Transcribe the entries that follow exactly as they appear, minus pictures.

The records ->
_ _ _
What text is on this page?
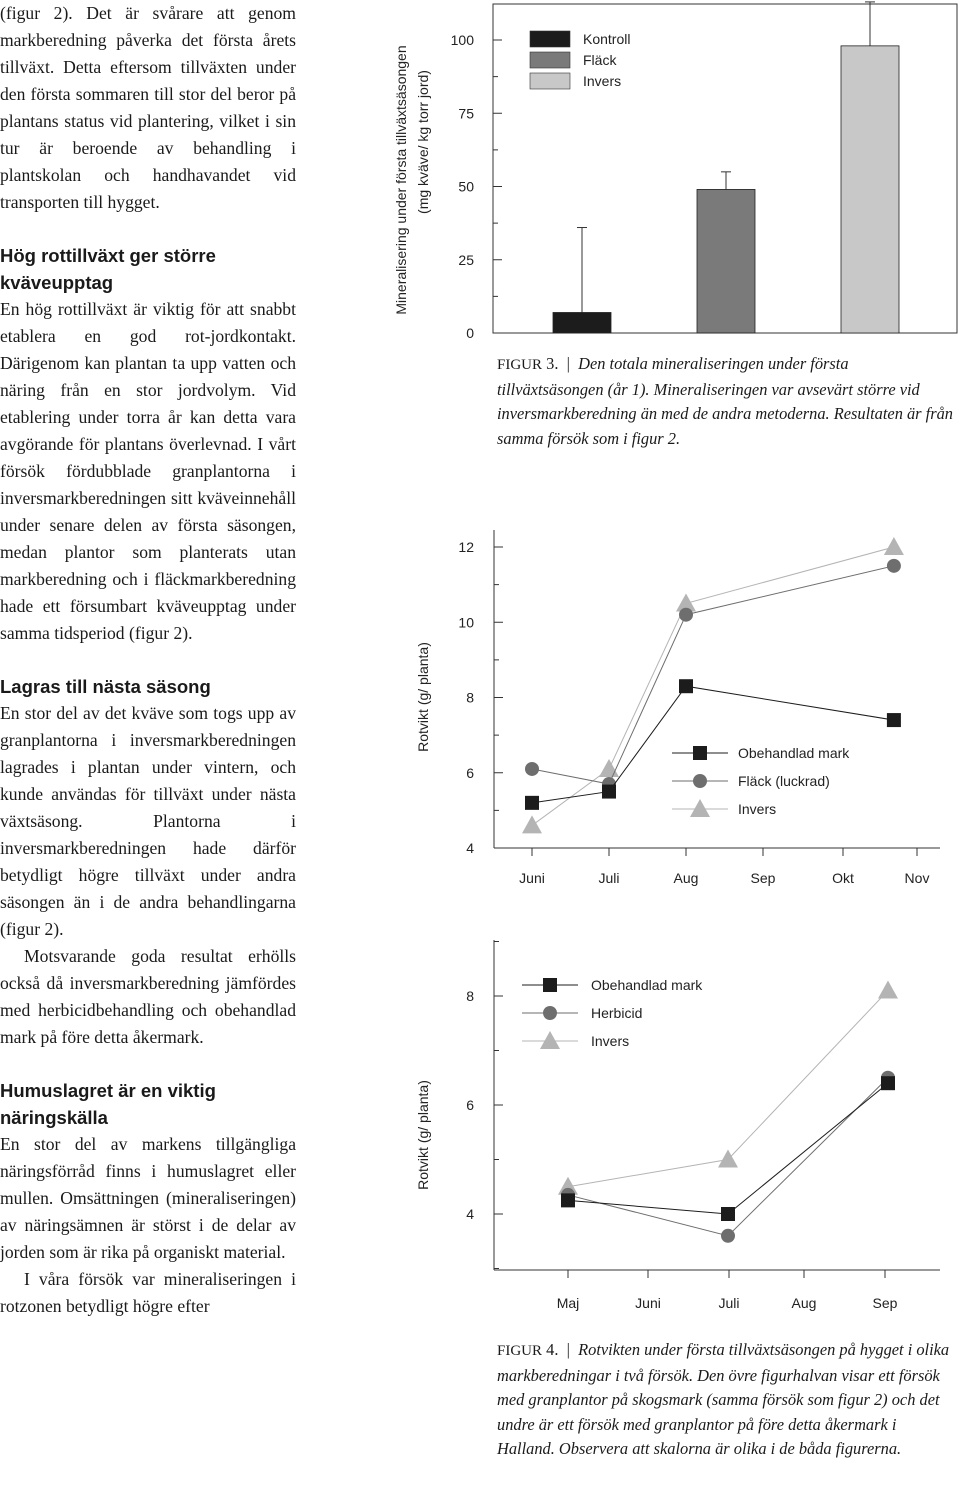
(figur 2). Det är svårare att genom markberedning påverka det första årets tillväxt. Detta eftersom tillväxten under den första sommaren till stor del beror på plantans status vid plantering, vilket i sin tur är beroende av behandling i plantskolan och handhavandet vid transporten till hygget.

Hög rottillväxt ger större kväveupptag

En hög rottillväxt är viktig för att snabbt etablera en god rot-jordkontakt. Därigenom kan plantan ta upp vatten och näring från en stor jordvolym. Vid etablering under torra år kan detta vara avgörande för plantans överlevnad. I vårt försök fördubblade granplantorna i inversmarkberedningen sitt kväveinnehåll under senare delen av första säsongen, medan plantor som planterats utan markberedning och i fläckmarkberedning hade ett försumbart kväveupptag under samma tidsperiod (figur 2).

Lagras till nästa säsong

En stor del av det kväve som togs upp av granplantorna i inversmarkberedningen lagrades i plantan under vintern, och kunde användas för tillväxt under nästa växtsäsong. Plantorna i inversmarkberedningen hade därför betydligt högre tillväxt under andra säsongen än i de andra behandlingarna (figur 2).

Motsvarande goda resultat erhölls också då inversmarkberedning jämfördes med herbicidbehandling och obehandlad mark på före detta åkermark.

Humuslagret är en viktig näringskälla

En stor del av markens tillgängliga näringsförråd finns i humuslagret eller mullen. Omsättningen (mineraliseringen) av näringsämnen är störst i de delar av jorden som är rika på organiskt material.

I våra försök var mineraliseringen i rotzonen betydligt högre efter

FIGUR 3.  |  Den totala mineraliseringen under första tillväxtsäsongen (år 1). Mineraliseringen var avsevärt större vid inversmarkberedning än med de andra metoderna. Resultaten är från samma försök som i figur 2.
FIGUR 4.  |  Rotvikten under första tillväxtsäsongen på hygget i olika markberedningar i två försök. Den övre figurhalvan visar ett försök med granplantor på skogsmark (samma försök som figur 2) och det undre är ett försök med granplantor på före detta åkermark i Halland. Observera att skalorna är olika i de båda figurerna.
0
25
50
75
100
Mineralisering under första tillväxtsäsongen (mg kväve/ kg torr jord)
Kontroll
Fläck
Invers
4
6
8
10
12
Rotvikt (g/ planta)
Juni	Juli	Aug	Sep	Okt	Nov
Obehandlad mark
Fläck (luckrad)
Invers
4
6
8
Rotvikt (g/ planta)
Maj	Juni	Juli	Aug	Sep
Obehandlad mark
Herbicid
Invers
_ _ _
Written response ->
What text is on this page?
(figur 2). Det är svårare att genom markberedning påverka det första årets tillväxt. Detta eftersom tillväxten under den första sommaren till stor del beror på plantans status vid plantering, vilket i sin tur är beroende av behandling i plantskolan och handhavandet vid transporten till hygget.

Hög rottillväxt ger större kväveupptag

En hög rottillväxt är viktig för att snabbt etablera en god rot-jordkontakt. Därigenom kan plantan ta upp vatten och näring från en stor jordvolym. Vid etablering under torra år kan detta vara avgörande för plantans överlevnad. I vårt försök fördubblade granplantorna i inversmarkberedningen sitt kväveinnehåll under senare delen av första säsongen, medan plantor som planterats utan markberedning och i fläckmarkberedning hade ett försumbart kväveupptag under samma tidsperiod (figur 2).

Lagras till nästa säsong

En stor del av det kväve som togs upp av granplantorna i inversmarkberedningen lagrades i plantan under vintern, och kunde användas för tillväxt under nästa växtsäsong. Plantorna i inversmarkberedningen hade därför betydligt högre tillväxt under andra säsongen än i de andra behandlingarna (figur 2).

Motsvarande goda resultat erhölls också då inversmarkberedning jämfördes med herbicidbehandling och obehandlad mark på före detta åkermark.

Humuslagret är en viktig näringskälla

En stor del av markens tillgängliga näringsförråd finns i humuslagret eller mullen. Omsättningen (mineraliseringen) av näringsämnen är störst i de delar av jorden som är rika på organiskt material.

I våra försök var mineraliseringen i rotzonen betydligt högre efter

FIGUR 3.  |  Den totala mineraliseringen under första tillväxtsäsongen (år 1). Mineraliseringen var avsevärt större vid inversmarkberedning än med de andra metoderna. Resultaten är från samma försök som i figur 2.
FIGUR 4.  |  Rotvikten under första tillväxtsäsongen på hygget i olika markberedningar i två försök. Den övre figurhalvan visar ett försök med granplantor på skogsmark (samma försök som figur 2) och det undre är ett försök med granplantor på före detta åkermark i Halland. Observera att skalorna är olika i de båda figurerna.
0
25
50
75
100
Mineralisering under första tillväxtsäsongen (mg kväve/ kg torr jord)
Kontroll
Fläck
Invers
4
6
8
10
12
Rotvikt (g/ planta)
Juni	Juli	Aug	Sep	Okt	Nov
Obehandlad mark
Fläck (luckrad)
Invers
4
6
8
Rotvikt (g/ planta)
Maj	Juni	Juli	Aug	Sep
Obehandlad mark
Herbicid
Invers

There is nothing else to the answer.